Dataset items:
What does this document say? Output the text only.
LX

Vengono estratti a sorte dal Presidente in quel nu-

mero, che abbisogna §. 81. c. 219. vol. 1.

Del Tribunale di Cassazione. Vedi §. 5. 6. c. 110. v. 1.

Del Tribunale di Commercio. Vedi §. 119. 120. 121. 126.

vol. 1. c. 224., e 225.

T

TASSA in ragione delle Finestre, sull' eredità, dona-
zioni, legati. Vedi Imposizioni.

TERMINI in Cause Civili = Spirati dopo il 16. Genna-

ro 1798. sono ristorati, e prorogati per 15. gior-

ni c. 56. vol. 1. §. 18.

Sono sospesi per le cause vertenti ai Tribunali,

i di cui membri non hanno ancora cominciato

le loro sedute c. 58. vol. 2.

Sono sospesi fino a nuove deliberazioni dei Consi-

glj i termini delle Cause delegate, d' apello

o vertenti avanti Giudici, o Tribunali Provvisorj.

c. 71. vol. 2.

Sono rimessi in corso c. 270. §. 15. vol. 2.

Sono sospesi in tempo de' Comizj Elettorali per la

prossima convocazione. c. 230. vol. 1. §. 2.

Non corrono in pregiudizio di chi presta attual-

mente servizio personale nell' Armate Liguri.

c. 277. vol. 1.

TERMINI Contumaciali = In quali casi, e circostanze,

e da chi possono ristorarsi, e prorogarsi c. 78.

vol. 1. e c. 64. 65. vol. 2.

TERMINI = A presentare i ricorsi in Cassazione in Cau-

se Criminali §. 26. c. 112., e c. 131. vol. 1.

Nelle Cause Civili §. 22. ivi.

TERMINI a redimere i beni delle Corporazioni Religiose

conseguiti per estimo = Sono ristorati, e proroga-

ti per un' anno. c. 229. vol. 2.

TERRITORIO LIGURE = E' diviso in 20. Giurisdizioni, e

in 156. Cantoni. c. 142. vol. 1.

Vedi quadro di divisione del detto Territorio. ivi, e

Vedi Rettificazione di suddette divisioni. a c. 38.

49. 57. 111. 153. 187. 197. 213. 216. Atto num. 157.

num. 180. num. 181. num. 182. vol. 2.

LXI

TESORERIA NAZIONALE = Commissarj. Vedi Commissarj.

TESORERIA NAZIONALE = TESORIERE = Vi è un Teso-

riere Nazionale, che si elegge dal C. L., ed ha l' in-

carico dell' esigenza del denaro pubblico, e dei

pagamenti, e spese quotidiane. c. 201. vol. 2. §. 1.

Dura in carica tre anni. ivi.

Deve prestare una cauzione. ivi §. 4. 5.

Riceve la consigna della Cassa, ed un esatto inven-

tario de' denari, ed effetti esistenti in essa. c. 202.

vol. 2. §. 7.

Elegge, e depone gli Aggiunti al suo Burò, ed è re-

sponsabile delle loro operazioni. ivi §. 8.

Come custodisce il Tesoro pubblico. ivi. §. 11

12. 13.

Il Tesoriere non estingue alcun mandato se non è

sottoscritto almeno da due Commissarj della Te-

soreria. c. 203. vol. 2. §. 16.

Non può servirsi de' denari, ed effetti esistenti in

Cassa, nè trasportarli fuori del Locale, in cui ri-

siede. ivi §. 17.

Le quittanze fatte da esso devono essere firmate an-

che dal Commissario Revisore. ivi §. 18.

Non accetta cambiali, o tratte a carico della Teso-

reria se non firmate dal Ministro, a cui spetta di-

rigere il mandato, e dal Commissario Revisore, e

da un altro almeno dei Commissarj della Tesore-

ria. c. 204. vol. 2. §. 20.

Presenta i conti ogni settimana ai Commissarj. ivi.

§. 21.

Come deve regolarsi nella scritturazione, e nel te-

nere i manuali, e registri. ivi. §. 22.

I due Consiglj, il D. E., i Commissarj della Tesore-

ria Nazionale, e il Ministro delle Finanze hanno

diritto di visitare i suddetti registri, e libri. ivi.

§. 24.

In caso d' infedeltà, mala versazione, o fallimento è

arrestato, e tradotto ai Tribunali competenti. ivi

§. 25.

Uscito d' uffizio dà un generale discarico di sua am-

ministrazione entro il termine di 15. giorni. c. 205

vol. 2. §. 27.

• **Directions**:
All of the material above needs to be retyped word for word.

• **Task solution**:
What does this document say? Output the text only.
LX

Vengono estratti a sorte dal Presidente in quel nu-

mero, che abbisogna §. 81. c. 219. vol. 1.

Del Tribunale di Cassazione. Vedi §. 5. 6. c. 110. v. 1.

Del Tribunale di Commercio. Vedi §. 119. 120. 121. 126.

vol. 1. c. 224., e 225.

T

TASSA in ragione delle Finestre, sull' eredità, dona-
zioni, legati. Vedi Imposizioni.

TERMINI in Cause Civili = Spirati dopo il 16. Genna-

ro 1798. sono ristorati, e prorogati per 15. gior-

ni c. 56. vol. 1. §. 18.

Sono sospesi per le cause vertenti ai Tribunali,

i di cui membri non hanno ancora cominciato

le loro sedute c. 58. vol. 2.

Sono sospesi fino a nuove deliberazioni dei Consi-

glj i termini delle Cause delegate, d' apello

o vertenti avanti Giudici, o Tribunali Provvisorj.

c. 71. vol. 2.

Sono rimessi in corso c. 270. §. 15. vol. 2.

Sono sospesi in tempo de' Comizj Elettorali per la

prossima convocazione. c. 230. vol. 1. §. 2.

Non corrono in pregiudizio di chi presta attual-

mente servizio personale nell' Armate Liguri.

c. 277. vol. 1.

TERMINI Contumaciali = In quali casi, e circostanze,

e da chi possono ristorarsi, e prorogarsi c. 78.

vol. 1. e c. 64. 65. vol. 2.

TERMINI = A presentare i ricorsi in Cassazione in Cau-

se Criminali §. 26. c. 112., e c. 131. vol. 1.

Nelle Cause Civili §. 22. ivi.

TERMINI a redimere i beni delle Corporazioni Religiose

conseguiti per estimo = Sono ristorati, e proroga-

ti per un' anno. c. 229. vol. 2.

TERRITORIO LIGURE = E' diviso in 20. Giurisdizioni, e

in 156. Cantoni. c. 142. vol. 1.

Vedi quadro di divisione del detto Territorio. ivi, e

Vedi Rettificazione di suddette divisioni. a c. 38.

49. 57. 111. 153. 187. 197. 213. 216. Atto num. 157.

num. 180. num. 181. num. 182. vol. 2.

LXI

TESORERIA NAZIONALE = Commissarj. Vedi Commissarj.

TESORERIA NAZIONALE = TESORIERE = Vi è un Teso-

riere Nazionale, che si elegge dal C. L., ed ha l' in-

carico dell' esigenza del denaro pubblico, e dei

pagamenti, e spese quotidiane. c. 201. vol. 2. §. 1.

Dura in carica tre anni. ivi.

Deve prestare una cauzione. ivi §. 4. 5.

Riceve la consigna della Cassa, ed un esatto inven-

tario de' denari, ed effetti esistenti in essa. c. 202.

vol. 2. §. 7.

Elegge, e depone gli Aggiunti al suo Burò, ed è re-

sponsabile delle loro operazioni. ivi §. 8.

Come custodisce il Tesoro pubblico. ivi. §. 11

12. 13.

Il Tesoriere non estingue alcun mandato se non è

sottoscritto almeno da due Commissarj della Te-

soreria. c. 203. vol. 2. §. 16.

Non può servirsi de' denari, ed effetti esistenti in

Cassa, nè trasportarli fuori del Locale, in cui ri-

siede. ivi §. 17.

Le quittanze fatte da esso devono essere firmate an-

che dal Commissario Revisore. ivi §. 18.

Non accetta cambiali, o tratte a carico della Teso-

reria se non firmate dal Ministro, a cui spetta di-

rigere il mandato, e dal Commissario Revisore, e

da un altro almeno dei Commissarj della Tesore-

ria. c. 204. vol. 2. §. 20.

Presenta i conti ogni settimana ai Commissarj. ivi.

§. 21.

Come deve regolarsi nella scritturazione, e nel te-

nere i manuali, e registri. ivi. §. 22.

I due Consiglj, il D. E., i Commissarj della Tesore-

ria Nazionale, e il Ministro delle Finanze hanno

diritto di visitare i suddetti registri, e libri. ivi.

§. 24.

In caso d' infedeltà, mala versazione, o fallimento è

arrestato, e tradotto ai Tribunali competenti. ivi

§. 25.

Uscito d' uffizio dà un generale discarico di sua am-

ministrazione entro il termine di 15. giorni. c. 205

vol. 2. §. 27.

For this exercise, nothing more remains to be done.